** Extracted data **

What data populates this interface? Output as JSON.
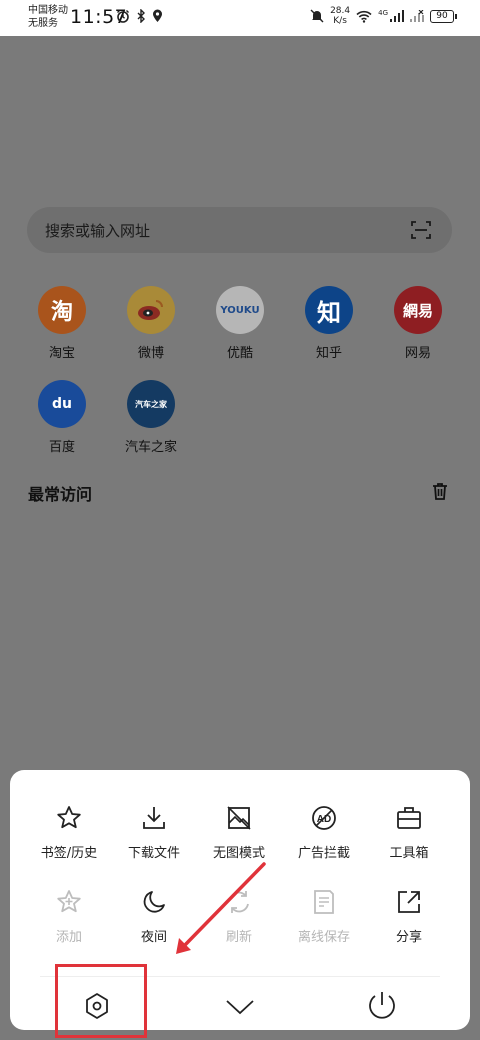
{
  "statusbar": {
    "carrier_1": "中国移动",
    "carrier_2": "无服务",
    "time": "11:57",
    "net_speed_value": "28.4",
    "net_speed_unit": "K/s",
    "network_type": "4G",
    "battery": "90"
  },
  "search": {
    "placeholder": "搜索或输入网址"
  },
  "shortcuts": [
    {
      "label": "淘宝",
      "glyph": "淘",
      "color": "#e8661b"
    },
    {
      "label": "微博",
      "glyph": "",
      "color": "#e2a51d"
    },
    {
      "label": "优酷",
      "glyph": "YOUKU",
      "color": "#e6e6e6"
    },
    {
      "label": "知乎",
      "glyph": "知",
      "color": "#0f5ba8"
    },
    {
      "label": "网易",
      "glyph": "網易",
      "color": "#c81f25"
    },
    {
      "label": "百度",
      "glyph": "du",
      "color": "#1c5fc8"
    },
    {
      "label": "汽车之家",
      "glyph": "汽车之家",
      "color": "#17497e"
    }
  ],
  "frequent": {
    "title": "最常访问"
  },
  "menu": {
    "row1": [
      {
        "label": "书签/历史",
        "icon": "star-outline-icon"
      },
      {
        "label": "下载文件",
        "icon": "download-icon"
      },
      {
        "label": "无图模式",
        "icon": "no-image-icon"
      },
      {
        "label": "广告拦截",
        "icon": "ad-block-icon"
      },
      {
        "label": "工具箱",
        "icon": "toolbox-icon"
      }
    ],
    "row2": [
      {
        "label": "添加",
        "icon": "add-star-icon",
        "disabled": true
      },
      {
        "label": "夜间",
        "icon": "moon-icon",
        "disabled": false
      },
      {
        "label": "刷新",
        "icon": "refresh-icon",
        "disabled": true
      },
      {
        "label": "离线保存",
        "icon": "offline-save-icon",
        "disabled": true
      },
      {
        "label": "分享",
        "icon": "share-icon",
        "disabled": false
      }
    ]
  },
  "colors": {
    "highlight": "#e0333a",
    "overlay": "#7a7a7a"
  }
}
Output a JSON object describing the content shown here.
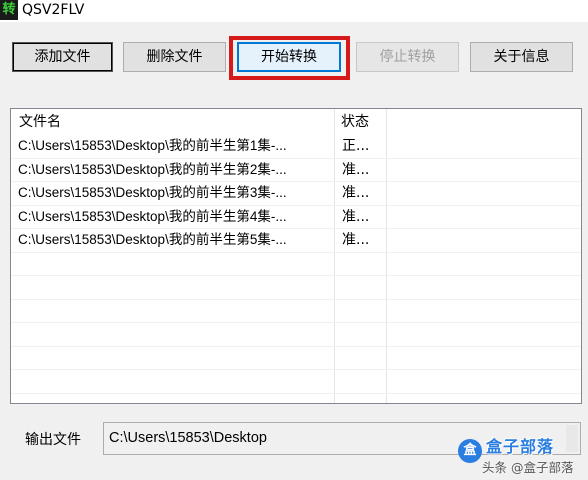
{
  "window": {
    "icon_glyph": "转",
    "title": "QSV2FLV"
  },
  "toolbar": {
    "add_label": "添加文件",
    "delete_label": "删除文件",
    "start_label": "开始转换",
    "stop_label": "停止转换",
    "about_label": "关于信息"
  },
  "list": {
    "columns": [
      "文件名",
      "状态"
    ],
    "rows": [
      {
        "name": "C:\\Users\\15853\\Desktop\\我的前半生第1集-...",
        "status": "正..."
      },
      {
        "name": "C:\\Users\\15853\\Desktop\\我的前半生第2集-...",
        "status": "准..."
      },
      {
        "name": "C:\\Users\\15853\\Desktop\\我的前半生第3集-...",
        "status": "准..."
      },
      {
        "name": "C:\\Users\\15853\\Desktop\\我的前半生第4集-...",
        "status": "准..."
      },
      {
        "name": "C:\\Users\\15853\\Desktop\\我的前半生第5集-...",
        "status": "准..."
      }
    ]
  },
  "output": {
    "label": "输出文件",
    "path": "C:\\Users\\15853\\Desktop"
  },
  "watermark": {
    "brand": "盒子部落",
    "credit": "头条 @盒子部落"
  },
  "colors": {
    "highlight": "#d61a1a",
    "accent": "#0078d7",
    "brand": "#2a7de1"
  }
}
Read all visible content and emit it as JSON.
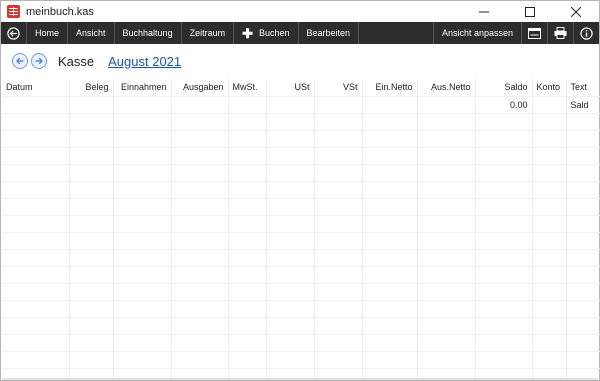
{
  "window": {
    "title": "meinbuch.kas"
  },
  "toolbar": {
    "menu": [
      {
        "label": "Home",
        "name": "menu-home"
      },
      {
        "label": "Ansicht",
        "name": "menu-ansicht"
      },
      {
        "label": "Buchhaltung",
        "name": "menu-buchhaltung"
      },
      {
        "label": "Zeitraum",
        "name": "menu-zeitraum"
      },
      {
        "label": "Buchen",
        "name": "menu-buchen"
      },
      {
        "label": "Bearbeiten",
        "name": "menu-bearbeiten"
      }
    ],
    "adjust_view_label": "Ansicht anpassen"
  },
  "nav": {
    "title": "Kasse",
    "period": "August 2021"
  },
  "table": {
    "columns": [
      "Datum",
      "Beleg",
      "Einnahmen",
      "Ausgaben",
      "MwSt.",
      "USt",
      "VSt",
      "Ein.Netto",
      "Aus.Netto",
      "Saldo",
      "Konto",
      "Text"
    ],
    "first_row": {
      "saldo": "0.00",
      "text": "Sald"
    }
  }
}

** Required work **
From the line that contains "Read all visible content and emit it as JSON." to the end of the material above, output every line exactly, both ends included, but leave out any pictures.

** Task solution **
Read all visible content and emit it as JSON.
{
  "window": {
    "title": "meinbuch.kas"
  },
  "toolbar": {
    "menu": [
      {
        "label": "Home",
        "name": "menu-home"
      },
      {
        "label": "Ansicht",
        "name": "menu-ansicht"
      },
      {
        "label": "Buchhaltung",
        "name": "menu-buchhaltung"
      },
      {
        "label": "Zeitraum",
        "name": "menu-zeitraum"
      },
      {
        "label": "Buchen",
        "name": "menu-buchen"
      },
      {
        "label": "Bearbeiten",
        "name": "menu-bearbeiten"
      }
    ],
    "adjust_view_label": "Ansicht anpassen"
  },
  "nav": {
    "title": "Kasse",
    "period": "August 2021"
  },
  "table": {
    "columns": [
      "Datum",
      "Beleg",
      "Einnahmen",
      "Ausgaben",
      "MwSt.",
      "USt",
      "VSt",
      "Ein.Netto",
      "Aus.Netto",
      "Saldo",
      "Konto",
      "Text"
    ],
    "first_row": {
      "saldo": "0.00",
      "text": "Sald"
    }
  }
}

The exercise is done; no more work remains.